### Job
From the listing below, extract every line in which the word "title" appears.

### Input data
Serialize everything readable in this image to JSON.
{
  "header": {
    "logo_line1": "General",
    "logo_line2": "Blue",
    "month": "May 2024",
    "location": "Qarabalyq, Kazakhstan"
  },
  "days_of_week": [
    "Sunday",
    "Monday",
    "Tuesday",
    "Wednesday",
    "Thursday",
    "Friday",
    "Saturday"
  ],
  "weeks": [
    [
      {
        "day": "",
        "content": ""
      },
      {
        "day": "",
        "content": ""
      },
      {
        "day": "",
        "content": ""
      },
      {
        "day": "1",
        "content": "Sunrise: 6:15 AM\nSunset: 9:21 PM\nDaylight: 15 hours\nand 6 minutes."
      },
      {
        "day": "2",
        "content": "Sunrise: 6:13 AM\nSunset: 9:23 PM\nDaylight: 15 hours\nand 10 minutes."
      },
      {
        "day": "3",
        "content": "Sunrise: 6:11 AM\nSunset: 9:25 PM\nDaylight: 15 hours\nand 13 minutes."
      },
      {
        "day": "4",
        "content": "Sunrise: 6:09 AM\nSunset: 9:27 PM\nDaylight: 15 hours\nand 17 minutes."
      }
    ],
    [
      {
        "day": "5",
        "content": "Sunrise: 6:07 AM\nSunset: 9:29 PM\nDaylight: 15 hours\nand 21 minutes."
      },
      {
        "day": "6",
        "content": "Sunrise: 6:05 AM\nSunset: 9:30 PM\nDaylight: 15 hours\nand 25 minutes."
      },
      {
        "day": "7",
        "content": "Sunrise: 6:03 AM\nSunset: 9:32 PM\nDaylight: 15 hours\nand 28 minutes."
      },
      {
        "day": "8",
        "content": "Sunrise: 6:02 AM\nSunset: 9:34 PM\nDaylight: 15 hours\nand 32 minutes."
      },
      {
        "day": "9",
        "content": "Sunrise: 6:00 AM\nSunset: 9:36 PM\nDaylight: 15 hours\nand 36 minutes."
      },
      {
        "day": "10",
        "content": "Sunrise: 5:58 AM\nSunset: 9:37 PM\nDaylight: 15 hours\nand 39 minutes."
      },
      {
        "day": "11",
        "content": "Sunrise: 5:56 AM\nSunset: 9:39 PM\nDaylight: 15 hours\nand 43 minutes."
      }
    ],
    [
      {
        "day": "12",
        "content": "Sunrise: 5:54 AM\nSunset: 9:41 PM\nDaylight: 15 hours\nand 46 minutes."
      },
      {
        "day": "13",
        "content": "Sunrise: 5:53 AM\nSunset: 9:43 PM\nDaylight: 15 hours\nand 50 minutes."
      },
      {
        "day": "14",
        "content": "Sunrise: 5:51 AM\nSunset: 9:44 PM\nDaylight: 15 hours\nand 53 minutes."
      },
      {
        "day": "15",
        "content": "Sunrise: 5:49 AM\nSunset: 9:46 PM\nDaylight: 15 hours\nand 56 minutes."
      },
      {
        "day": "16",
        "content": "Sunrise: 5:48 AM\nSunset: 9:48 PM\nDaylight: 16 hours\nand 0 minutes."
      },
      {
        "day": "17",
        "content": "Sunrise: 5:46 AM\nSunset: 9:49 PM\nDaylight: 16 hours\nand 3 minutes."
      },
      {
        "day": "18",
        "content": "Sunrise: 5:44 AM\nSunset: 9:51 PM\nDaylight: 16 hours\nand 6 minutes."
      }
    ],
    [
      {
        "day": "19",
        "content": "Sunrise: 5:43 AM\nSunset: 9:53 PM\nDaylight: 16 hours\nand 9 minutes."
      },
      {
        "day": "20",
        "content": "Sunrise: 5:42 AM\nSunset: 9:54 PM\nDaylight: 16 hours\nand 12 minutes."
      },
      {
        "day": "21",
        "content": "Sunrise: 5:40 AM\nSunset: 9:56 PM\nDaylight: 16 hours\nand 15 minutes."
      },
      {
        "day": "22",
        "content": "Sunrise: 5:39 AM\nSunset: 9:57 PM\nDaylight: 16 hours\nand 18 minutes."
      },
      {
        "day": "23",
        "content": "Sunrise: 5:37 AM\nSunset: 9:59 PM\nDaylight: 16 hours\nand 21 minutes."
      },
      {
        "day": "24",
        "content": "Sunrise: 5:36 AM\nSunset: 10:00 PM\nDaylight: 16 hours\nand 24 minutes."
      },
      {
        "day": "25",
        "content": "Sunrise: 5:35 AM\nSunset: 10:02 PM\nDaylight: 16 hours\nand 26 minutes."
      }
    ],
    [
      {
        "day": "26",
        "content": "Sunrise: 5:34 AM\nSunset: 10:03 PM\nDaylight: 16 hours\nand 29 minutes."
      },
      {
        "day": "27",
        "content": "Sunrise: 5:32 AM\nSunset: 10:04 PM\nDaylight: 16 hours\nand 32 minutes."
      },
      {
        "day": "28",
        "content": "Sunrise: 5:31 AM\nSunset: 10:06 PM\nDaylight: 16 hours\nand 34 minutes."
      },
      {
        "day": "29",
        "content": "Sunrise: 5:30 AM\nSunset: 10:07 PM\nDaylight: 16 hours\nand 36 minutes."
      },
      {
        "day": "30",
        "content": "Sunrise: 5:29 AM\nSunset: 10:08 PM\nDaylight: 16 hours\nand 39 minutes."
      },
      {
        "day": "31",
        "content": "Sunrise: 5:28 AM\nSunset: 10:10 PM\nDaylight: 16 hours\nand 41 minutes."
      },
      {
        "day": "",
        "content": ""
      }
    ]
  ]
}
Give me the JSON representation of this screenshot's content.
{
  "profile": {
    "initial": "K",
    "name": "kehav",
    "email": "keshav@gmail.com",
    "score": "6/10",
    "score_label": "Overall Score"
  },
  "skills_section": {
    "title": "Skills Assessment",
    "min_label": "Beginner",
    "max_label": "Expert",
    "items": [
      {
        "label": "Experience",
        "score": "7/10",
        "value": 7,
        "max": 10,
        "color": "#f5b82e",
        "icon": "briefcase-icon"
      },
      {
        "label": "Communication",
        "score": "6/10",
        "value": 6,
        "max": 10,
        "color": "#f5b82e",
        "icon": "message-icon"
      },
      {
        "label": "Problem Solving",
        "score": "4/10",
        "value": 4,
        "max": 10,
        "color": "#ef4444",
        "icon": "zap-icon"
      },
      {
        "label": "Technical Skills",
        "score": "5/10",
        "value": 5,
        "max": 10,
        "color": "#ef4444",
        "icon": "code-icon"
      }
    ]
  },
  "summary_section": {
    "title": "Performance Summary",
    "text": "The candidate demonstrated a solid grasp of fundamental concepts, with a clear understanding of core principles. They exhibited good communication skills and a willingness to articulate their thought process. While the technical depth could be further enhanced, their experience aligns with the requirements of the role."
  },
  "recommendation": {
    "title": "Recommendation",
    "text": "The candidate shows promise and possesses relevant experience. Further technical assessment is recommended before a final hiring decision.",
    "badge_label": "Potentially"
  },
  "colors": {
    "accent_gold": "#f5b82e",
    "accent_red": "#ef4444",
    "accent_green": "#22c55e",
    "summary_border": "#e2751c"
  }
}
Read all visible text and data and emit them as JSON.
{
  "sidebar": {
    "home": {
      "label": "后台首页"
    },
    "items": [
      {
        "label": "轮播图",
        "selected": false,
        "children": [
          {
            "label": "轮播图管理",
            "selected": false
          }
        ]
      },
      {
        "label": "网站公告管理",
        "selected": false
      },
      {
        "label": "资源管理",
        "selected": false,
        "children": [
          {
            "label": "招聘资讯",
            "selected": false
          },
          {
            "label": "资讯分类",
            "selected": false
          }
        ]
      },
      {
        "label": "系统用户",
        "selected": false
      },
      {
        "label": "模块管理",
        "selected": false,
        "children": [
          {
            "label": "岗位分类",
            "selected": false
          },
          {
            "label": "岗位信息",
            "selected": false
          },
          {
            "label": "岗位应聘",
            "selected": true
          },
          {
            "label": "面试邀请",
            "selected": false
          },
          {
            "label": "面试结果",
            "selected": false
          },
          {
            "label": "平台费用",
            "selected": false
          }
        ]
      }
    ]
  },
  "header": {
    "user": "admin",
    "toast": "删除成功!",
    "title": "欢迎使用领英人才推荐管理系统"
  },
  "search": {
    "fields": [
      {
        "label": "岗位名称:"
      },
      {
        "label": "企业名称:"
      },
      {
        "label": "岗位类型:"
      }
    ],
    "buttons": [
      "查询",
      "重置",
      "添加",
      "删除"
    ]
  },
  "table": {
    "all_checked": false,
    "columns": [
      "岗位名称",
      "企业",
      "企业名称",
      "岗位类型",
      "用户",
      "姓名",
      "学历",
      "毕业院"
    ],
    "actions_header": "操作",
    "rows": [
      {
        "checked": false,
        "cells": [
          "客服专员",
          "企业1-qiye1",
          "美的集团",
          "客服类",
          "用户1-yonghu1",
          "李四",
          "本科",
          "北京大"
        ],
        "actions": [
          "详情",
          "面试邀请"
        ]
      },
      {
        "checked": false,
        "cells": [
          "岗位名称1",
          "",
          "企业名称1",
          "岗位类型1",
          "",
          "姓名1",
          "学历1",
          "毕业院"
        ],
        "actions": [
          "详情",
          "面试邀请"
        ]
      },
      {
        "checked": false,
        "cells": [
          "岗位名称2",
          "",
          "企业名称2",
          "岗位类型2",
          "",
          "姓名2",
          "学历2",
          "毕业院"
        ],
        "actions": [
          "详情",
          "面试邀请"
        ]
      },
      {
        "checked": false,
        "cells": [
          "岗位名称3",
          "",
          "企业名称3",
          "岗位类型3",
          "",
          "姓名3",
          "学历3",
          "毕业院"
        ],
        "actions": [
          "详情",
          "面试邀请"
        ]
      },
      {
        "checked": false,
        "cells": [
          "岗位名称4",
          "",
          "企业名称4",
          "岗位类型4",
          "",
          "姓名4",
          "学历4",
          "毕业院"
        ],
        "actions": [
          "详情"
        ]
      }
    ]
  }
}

### Task result
    "title": "Skills Assessment",
    "title": "Performance Summary",
    "title": "Recommendation",
    "title": "欢迎使用领英人才推荐管理系统"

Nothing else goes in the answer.